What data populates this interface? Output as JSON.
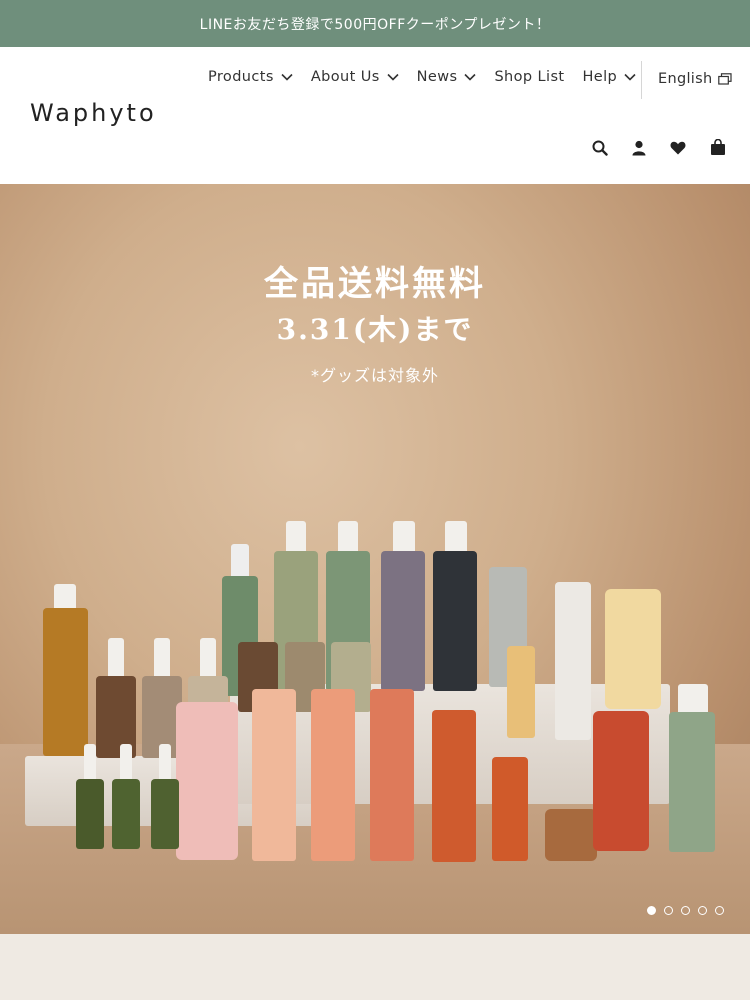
{
  "announcement": {
    "text": "LINEお友だち登録で500円OFFクーポンプレゼント！"
  },
  "brand": {
    "name": "Waphyto"
  },
  "nav": {
    "items": [
      {
        "label": "Products",
        "has_dropdown": true
      },
      {
        "label": "About Us",
        "has_dropdown": true
      },
      {
        "label": "News",
        "has_dropdown": true
      },
      {
        "label": "Shop List",
        "has_dropdown": false
      },
      {
        "label": "Help",
        "has_dropdown": true
      }
    ],
    "language": "English"
  },
  "header_icons": [
    "search-icon",
    "account-icon",
    "heart-icon",
    "cart-icon"
  ],
  "hero": {
    "headline": "全品送料無料",
    "date_line": "3.31(木)まで",
    "note": "*グッズは対象外",
    "slides_total": 5,
    "active_slide": 1
  },
  "colors": {
    "announcement_bg": "#6f8f7c",
    "header_bg": "#ffffff",
    "page_bg": "#efeae3"
  }
}
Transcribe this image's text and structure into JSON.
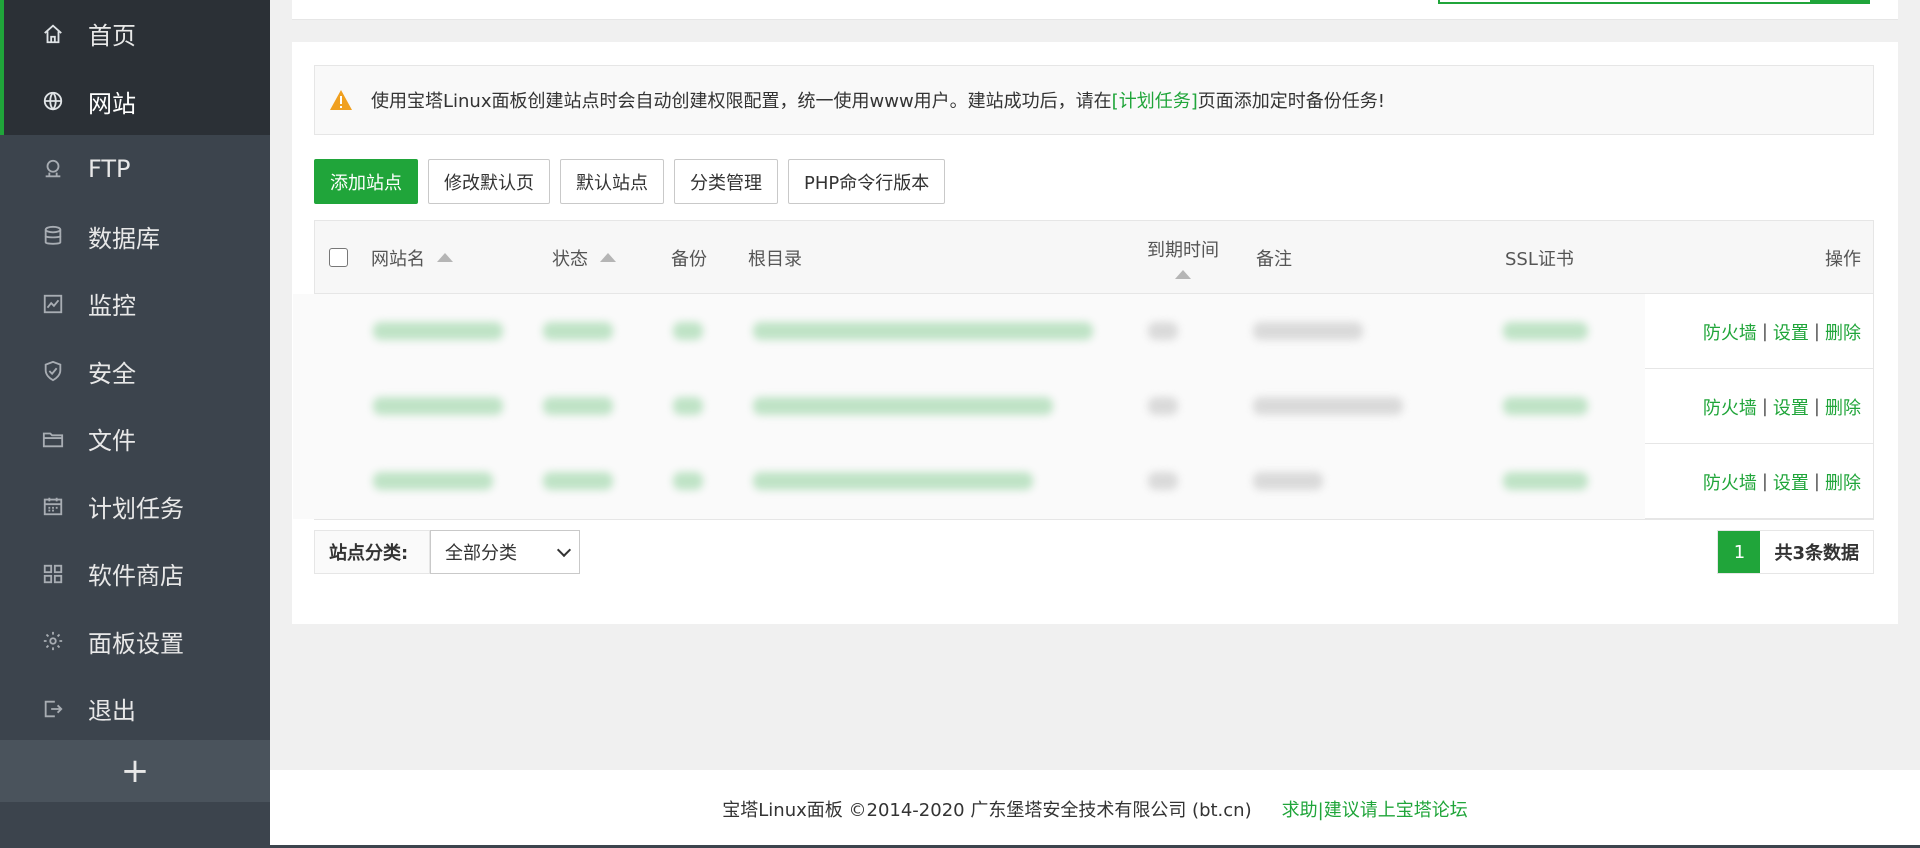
{
  "colors": {
    "accent": "#20a53a",
    "sidebar_bg": "#3c444d",
    "sidebar_active": "#2b3036"
  },
  "sidebar": {
    "items": [
      {
        "label": "首页",
        "icon": "home-icon"
      },
      {
        "label": "网站",
        "icon": "globe-icon"
      },
      {
        "label": "FTP",
        "icon": "ftp-icon"
      },
      {
        "label": "数据库",
        "icon": "database-icon"
      },
      {
        "label": "监控",
        "icon": "monitor-icon"
      },
      {
        "label": "安全",
        "icon": "shield-icon"
      },
      {
        "label": "文件",
        "icon": "folder-icon"
      },
      {
        "label": "计划任务",
        "icon": "calendar-icon"
      },
      {
        "label": "软件商店",
        "icon": "apps-icon"
      },
      {
        "label": "面板设置",
        "icon": "gear-icon"
      },
      {
        "label": "退出",
        "icon": "logout-icon"
      }
    ],
    "add_label": "+"
  },
  "alert": {
    "text_before": "使用宝塔Linux面板创建站点时会自动创建权限配置，统一使用www用户。建站成功后，请在",
    "link": "[计划任务]",
    "text_after": "页面添加定时备份任务!"
  },
  "toolbar": {
    "add_site": "添加站点",
    "edit_default_page": "修改默认页",
    "default_site": "默认站点",
    "category_manage": "分类管理",
    "php_cli_version": "PHP命令行版本"
  },
  "table": {
    "headers": {
      "site_name": "网站名",
      "status": "状态",
      "backup": "备份",
      "root_dir": "根目录",
      "expire": "到期时间",
      "remark": "备注",
      "ssl": "SSL证书",
      "ops": "操作"
    },
    "rows": [
      {
        "ops": {
          "firewall": "防火墙",
          "settings": "设置",
          "delete": "删除"
        }
      },
      {
        "ops": {
          "firewall": "防火墙",
          "settings": "设置",
          "delete": "删除"
        }
      },
      {
        "ops": {
          "firewall": "防火墙",
          "settings": "设置",
          "delete": "删除"
        }
      }
    ],
    "separator": "|"
  },
  "filter": {
    "label": "站点分类:",
    "selected": "全部分类"
  },
  "pager": {
    "current": "1",
    "total": "共3条数据"
  },
  "footer": {
    "copyright": "宝塔Linux面板 ©2014-2020 广东堡塔安全技术有限公司 (bt.cn)",
    "help_link": "求助|建议请上宝塔论坛"
  }
}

+===+

Exercise goal - Restate the data above word for word. Do not include the images.

Output -
What data populates this interface? Output as JSON.
{
  "announcement": {
    "text": "LINEお友だち登録で500円OFFクーポンプレゼント！"
  },
  "brand": {
    "name": "Waphyto"
  },
  "nav": {
    "items": [
      {
        "label": "Products",
        "has_dropdown": true
      },
      {
        "label": "About Us",
        "has_dropdown": true
      },
      {
        "label": "News",
        "has_dropdown": true
      },
      {
        "label": "Shop List",
        "has_dropdown": false
      },
      {
        "label": "Help",
        "has_dropdown": true
      }
    ],
    "language": "English"
  },
  "header_icons": [
    "search-icon",
    "account-icon",
    "heart-icon",
    "cart-icon"
  ],
  "hero": {
    "headline": "全品送料無料",
    "date_line": "3.31(木)まで",
    "note": "*グッズは対象外",
    "slides_total": 5,
    "active_slide": 1
  },
  "colors": {
    "announcement_bg": "#6f8f7c",
    "header_bg": "#ffffff",
    "page_bg": "#efeae3"
  }
}
Transcribe this image's text and structure into JSON.
{
  "colors": {
    "accent": "#20a53a",
    "sidebar_bg": "#3c444d",
    "sidebar_active": "#2b3036"
  },
  "sidebar": {
    "items": [
      {
        "label": "首页",
        "icon": "home-icon"
      },
      {
        "label": "网站",
        "icon": "globe-icon"
      },
      {
        "label": "FTP",
        "icon": "ftp-icon"
      },
      {
        "label": "数据库",
        "icon": "database-icon"
      },
      {
        "label": "监控",
        "icon": "monitor-icon"
      },
      {
        "label": "安全",
        "icon": "shield-icon"
      },
      {
        "label": "文件",
        "icon": "folder-icon"
      },
      {
        "label": "计划任务",
        "icon": "calendar-icon"
      },
      {
        "label": "软件商店",
        "icon": "apps-icon"
      },
      {
        "label": "面板设置",
        "icon": "gear-icon"
      },
      {
        "label": "退出",
        "icon": "logout-icon"
      }
    ],
    "add_label": "+"
  },
  "alert": {
    "text_before": "使用宝塔Linux面板创建站点时会自动创建权限配置，统一使用www用户。建站成功后，请在",
    "link": "[计划任务]",
    "text_after": "页面添加定时备份任务!"
  },
  "toolbar": {
    "add_site": "添加站点",
    "edit_default_page": "修改默认页",
    "default_site": "默认站点",
    "category_manage": "分类管理",
    "php_cli_version": "PHP命令行版本"
  },
  "table": {
    "headers": {
      "site_name": "网站名",
      "status": "状态",
      "backup": "备份",
      "root_dir": "根目录",
      "expire": "到期时间",
      "remark": "备注",
      "ssl": "SSL证书",
      "ops": "操作"
    },
    "rows": [
      {
        "ops": {
          "firewall": "防火墙",
          "settings": "设置",
          "delete": "删除"
        }
      },
      {
        "ops": {
          "firewall": "防火墙",
          "settings": "设置",
          "delete": "删除"
        }
      },
      {
        "ops": {
          "firewall": "防火墙",
          "settings": "设置",
          "delete": "删除"
        }
      }
    ],
    "separator": "|"
  },
  "filter": {
    "label": "站点分类:",
    "selected": "全部分类"
  },
  "pager": {
    "current": "1",
    "total": "共3条数据"
  },
  "footer": {
    "copyright": "宝塔Linux面板 ©2014-2020 广东堡塔安全技术有限公司 (bt.cn)",
    "help_link": "求助|建议请上宝塔论坛"
  }
}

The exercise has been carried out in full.